# Start of Records

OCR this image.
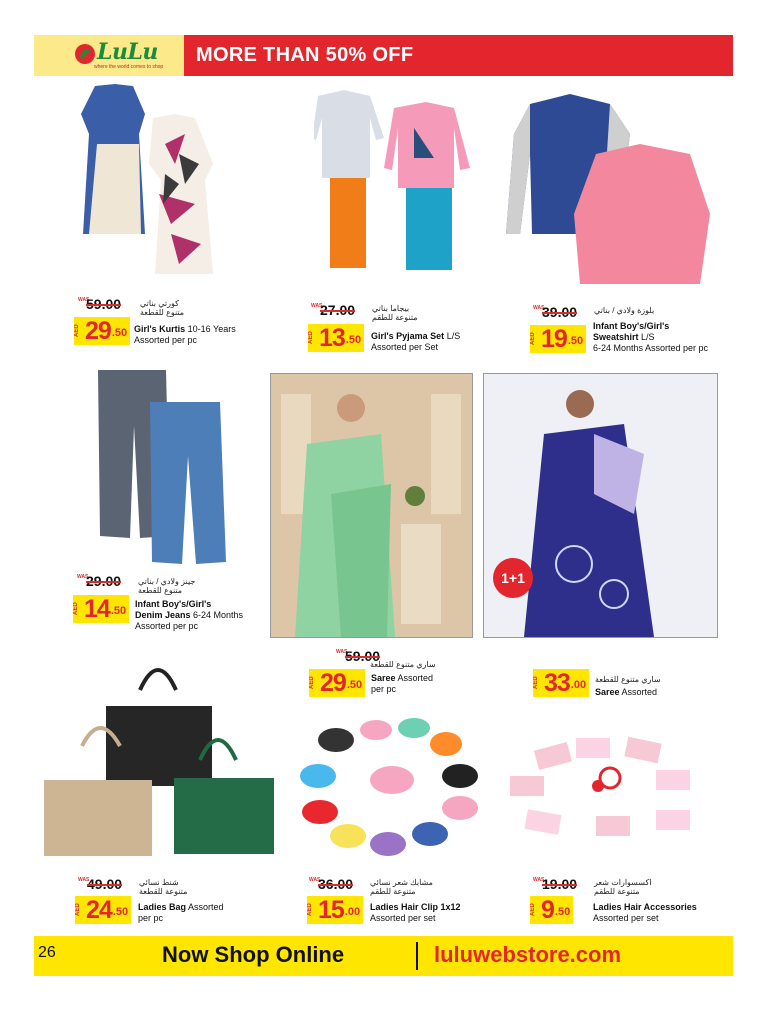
LuLu
where the world comes to shop
MORE THAN 50% OFF
WAS
59.00	كورتي بناتي
متنوع للقطعة
AED 29 .50 Girl's Kurtis 10-16 Years
Assorted per pc
WAS
27.00	بيجاما بناتي
متنوعة للطقم
AED 13 .50	Girl's Pyjama Set L/S
Assorted per Set
WAS
39.00 بلوزة ولادي / بناتي
AED 19 .50
Infant Boy's/Girl's
Sweatshirt L/S
6-24 Months Assorted per pc
1+1
WAS
29.00	جينز ولادي / بناتي
متنوع للقطعة
AED 14 .50
Infant Boy's/Girl's
Denim Jeans 6-24 Months
Assorted per pc
WAS
59.00
ساري متنوع للقطعة
AED 29 .50
Saree Assorted
per pc
ساري متنوع للقطعة
AED 33 .00
Saree Assorted
WAS
49.00	شنط نسائي
متنوعة للقطعة
AED 24 .50	Ladies Bag Assorted
per pc
WAS
36.00	مشابك شعر نسائي
متنوعة للطقم
AED 15 .00	Ladies Hair Clip 1x12
Assorted per set
WAS
19.00	اكسسوارات شعر
متنوعة للطقم
AED 9 .50	Ladies Hair Accessories
Assorted per set
26	Now Shop Online	luluwebstore.com
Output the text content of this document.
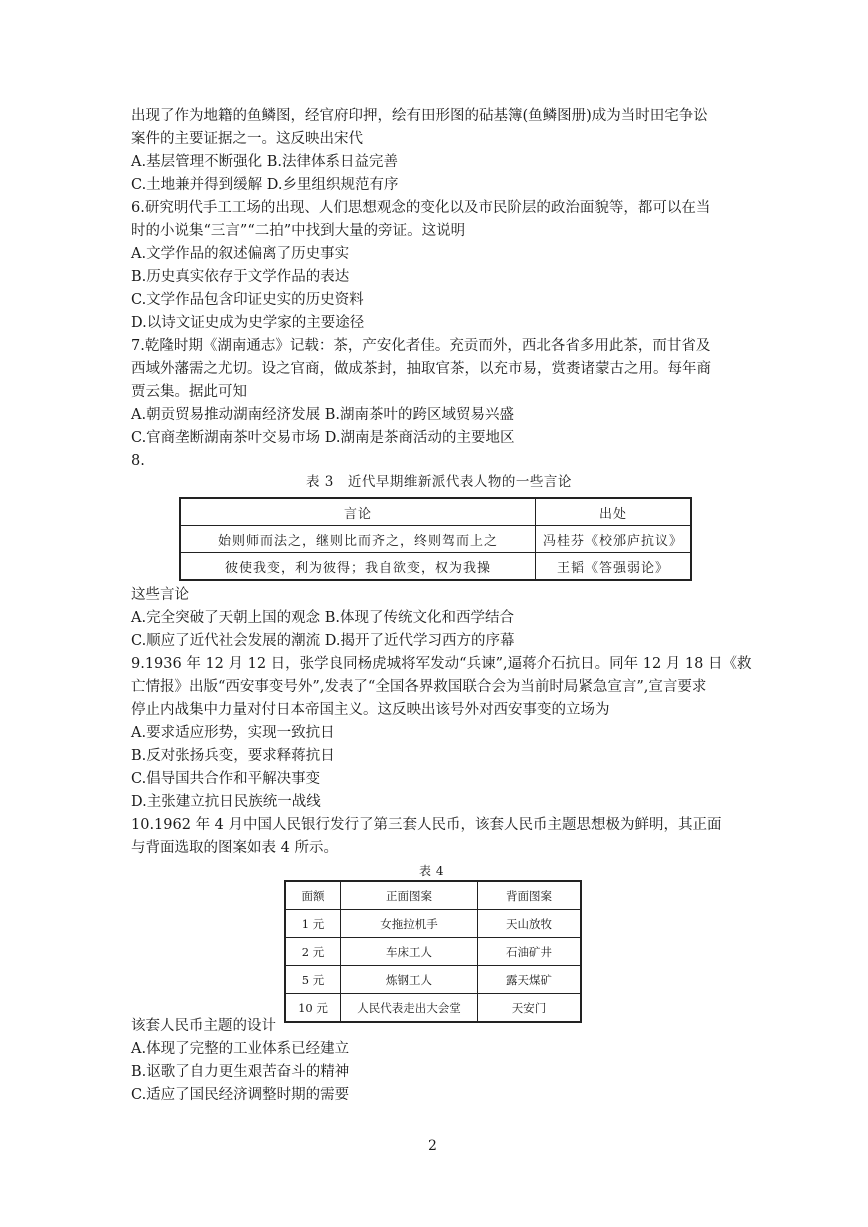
出现了作为地籍的鱼鳞图，经官府印押，绘有田形图的砧基簿(鱼鳞图册)成为当时田宅争讼
案件的主要证据之一。这反映出宋代
A.基层管理不断强化 B.法律体系日益完善
C.土地兼并得到缓解 D.乡里组织规范有序
6.研究明代手工工场的出现、人们思想观念的变化以及市民阶层的政治面貌等，都可以在当
时的小说集“三言”“二拍”中找到大量的旁证。这说明
A.文学作品的叙述偏离了历史事实
B.历史真实依存于文学作品的表达
C.文学作品包含印证史实的历史资料
D.以诗文证史成为史学家的主要途径
7.乾隆时期《湖南通志》记载：茶，产安化者佳。充贡而外，西北各省多用此茶，而甘省及
西域外藩需之尤切。设之官商，做成茶封，抽取官茶，以充市易，赏赉诸蒙古之用。每年商
贾云集。据此可知
A.朝贡贸易推动湖南经济发展 B.湖南茶叶的跨区域贸易兴盛
C.官商垄断湖南茶叶交易市场 D.湖南是茶商活动的主要地区
8.
表 3　近代早期维新派代表人物的一些言论
言论	出处
始则师而法之，继则比而齐之，终则驾而上之	冯桂芬《校邠庐抗议》
彼使我变，利为彼得；我自欲变，权为我操	王韬《答强弱论》
这些言论
A.完全突破了天朝上国的观念 B.体现了传统文化和西学结合
C.顺应了近代社会发展的潮流 D.揭开了近代学习西方的序幕
9.1936 年 12 月 12 日，张学良同杨虎城将军发动“兵谏”,逼蒋介石抗日。同年 12 月 18 日《救
亡情报》出版“西安事变号外”,发表了“全国各界救国联合会为当前时局紧急宣言”,宣言要求
停止内战集中力量对付日本帝国主义。这反映出该号外对西安事变的立场为
A.要求适应形势，实现一致抗日
B.反对张扬兵变，要求释蒋抗日
C.倡导国共合作和平解决事变
D.主张建立抗日民族统一战线
10.1962 年 4 月中国人民银行发行了第三套人民币，该套人民币主题思想极为鲜明，其正面
与背面选取的图案如表 4 所示。
表 4
面额	正面图案	背面图案
1 元	女拖拉机手	天山放牧
2 元	车床工人	石油矿井
5 元	炼钢工人	露天煤矿
10 元	人民代表走出大会堂	天安门
该套人民币主题的设计
A.体现了完整的工业体系已经建立
B.讴歌了自力更生艰苦奋斗的精神
C.适应了国民经济调整时期的需要
2
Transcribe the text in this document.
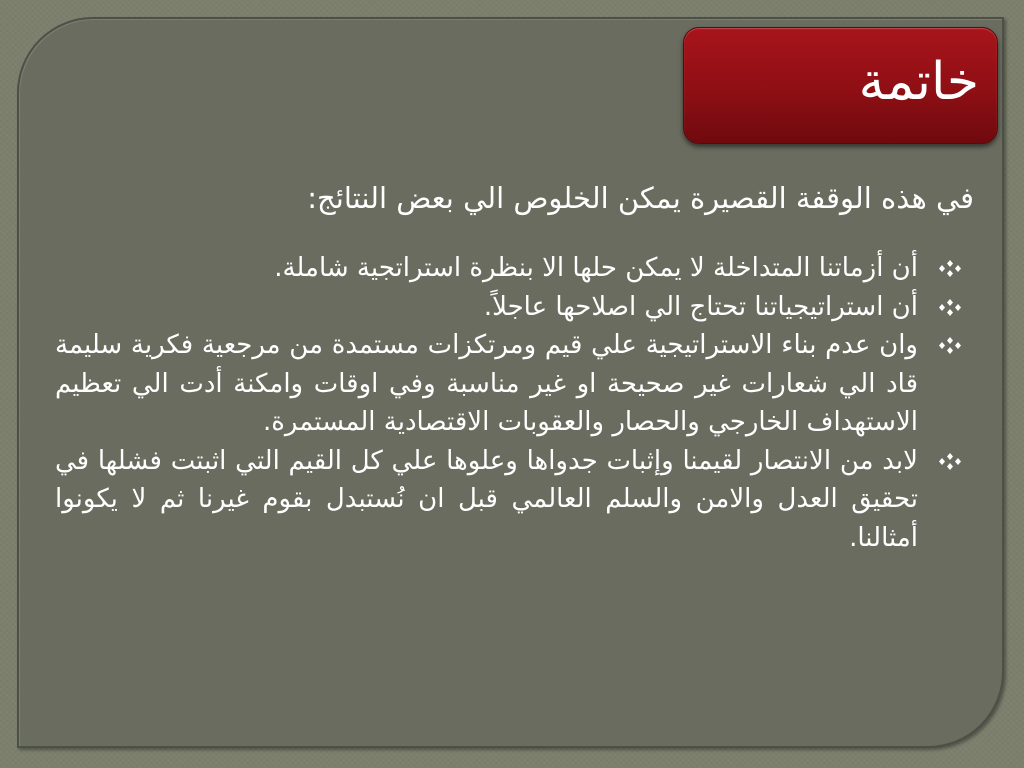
خاتمة

في هذه الوقفة القصيرة يمكن الخلوص الي بعض النتائج:

أن أزماتنا المتداخلة لا يمكن حلها الا بنظرة استراتجية شاملة.
أن استراتيجياتنا تحتاج الي اصلاحها عاجلاً.
وان عدم بناء الاستراتيجية علي قيم ومرتكزات مستمدة من مرجعية فكرية سليمة قاد الي شعارات غير صحيحة او غير مناسبة وفي اوقات وامكنة أدت الي تعظيم الاستهداف الخارجي والحصار والعقوبات الاقتصادية المستمرة.
لابد من الانتصار لقيمنا وإثبات جدواها وعلوها علي كل القيم التي اثبتت فشلها في تحقيق العدل والامن والسلم العالمي قبل ان نُستبدل بقوم غيرنا ثم لا يكونوا أمثالنا.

# End of Records

*Task requirements:* Return each line exactly as written. Any picture gets left out.

*Worked answer:*
OCR this image.
LuLu
where the world comes to shop
MORE THAN 50% OFF
WAS
59.00	كورتي بناتي
متنوع للقطعة
AED 29 .50 Girl's Kurtis 10-16 Years
Assorted per pc
WAS
27.00	بيجاما بناتي
متنوعة للطقم
AED 13 .50	Girl's Pyjama Set L/S
Assorted per Set
WAS
39.00 بلوزة ولادي / بناتي
AED 19 .50
Infant Boy's/Girl's
Sweatshirt L/S
6-24 Months Assorted per pc
1+1
WAS
29.00	جينز ولادي / بناتي
متنوع للقطعة
AED 14 .50
Infant Boy's/Girl's
Denim Jeans 6-24 Months
Assorted per pc
WAS
59.00
ساري متنوع للقطعة
AED 29 .50
Saree Assorted
per pc
ساري متنوع للقطعة
AED 33 .00
Saree Assorted
WAS
49.00	شنط نسائي
متنوعة للقطعة
AED 24 .50	Ladies Bag Assorted
per pc
WAS
36.00	مشابك شعر نسائي
متنوعة للطقم
AED 15 .00	Ladies Hair Clip 1x12
Assorted per set
WAS
19.00	اكسسوارات شعر
متنوعة للطقم
AED 9 .50	Ladies Hair Accessories
Assorted per set
26	Now Shop Online	luluwebstore.com
Output the text content of this document.
出现了作为地籍的鱼鳞图，经官府印押，绘有田形图的砧基簿(鱼鳞图册)成为当时田宅争讼
案件的主要证据之一。这反映出宋代
A.基层管理不断强化 B.法律体系日益完善
C.土地兼并得到缓解 D.乡里组织规范有序
6.研究明代手工工场的出现、人们思想观念的变化以及市民阶层的政治面貌等，都可以在当
时的小说集“三言”“二拍”中找到大量的旁证。这说明
A.文学作品的叙述偏离了历史事实
B.历史真实依存于文学作品的表达
C.文学作品包含印证史实的历史资料
D.以诗文证史成为史学家的主要途径
7.乾隆时期《湖南通志》记载：茶，产安化者佳。充贡而外，西北各省多用此茶，而甘省及
西域外藩需之尤切。设之官商，做成茶封，抽取官茶，以充市易，赏赉诸蒙古之用。每年商
贾云集。据此可知
A.朝贡贸易推动湖南经济发展 B.湖南茶叶的跨区域贸易兴盛
C.官商垄断湖南茶叶交易市场 D.湖南是茶商活动的主要地区
8.
表 3　近代早期维新派代表人物的一些言论
言论	出处
始则师而法之，继则比而齐之，终则驾而上之	冯桂芬《校邠庐抗议》
彼使我变，利为彼得；我自欲变，权为我操	王韬《答强弱论》
这些言论
A.完全突破了天朝上国的观念 B.体现了传统文化和西学结合
C.顺应了近代社会发展的潮流 D.揭开了近代学习西方的序幕
9.1936 年 12 月 12 日，张学良同杨虎城将军发动“兵谏”,逼蒋介石抗日。同年 12 月 18 日《救
亡情报》出版“西安事变号外”,发表了“全国各界救国联合会为当前时局紧急宣言”,宣言要求
停止内战集中力量对付日本帝国主义。这反映出该号外对西安事变的立场为
A.要求适应形势，实现一致抗日
B.反对张扬兵变，要求释蒋抗日
C.倡导国共合作和平解决事变
D.主张建立抗日民族统一战线
10.1962 年 4 月中国人民银行发行了第三套人民币，该套人民币主题思想极为鲜明，其正面
与背面选取的图案如表 4 所示。
表 4
面额	正面图案	背面图案
1 元	女拖拉机手	天山放牧
2 元	车床工人	石油矿井
5 元	炼钢工人	露天煤矿
10 元	人民代表走出大会堂	天安门
该套人民币主题的设计
A.体现了完整的工业体系已经建立
B.讴歌了自力更生艰苦奋斗的精神
C.适应了国民经济调整时期的需要
2
Transcribe the text in this document.
خاتمة

في هذه الوقفة القصيرة يمكن الخلوص الي بعض النتائج:

أن أزماتنا المتداخلة لا يمكن حلها الا بنظرة استراتجية شاملة.
أن استراتيجياتنا تحتاج الي اصلاحها عاجلاً.
وان عدم بناء الاستراتيجية علي قيم ومرتكزات مستمدة من مرجعية فكرية سليمة قاد الي شعارات غير صحيحة او غير مناسبة وفي اوقات وامكنة أدت الي تعظيم الاستهداف الخارجي والحصار والعقوبات الاقتصادية المستمرة.
لابد من الانتصار لقيمنا وإثبات جدواها وعلوها علي كل القيم التي اثبتت فشلها في تحقيق العدل والامن والسلم العالمي قبل ان نُستبدل بقوم غيرنا ثم لا يكونوا أمثالنا.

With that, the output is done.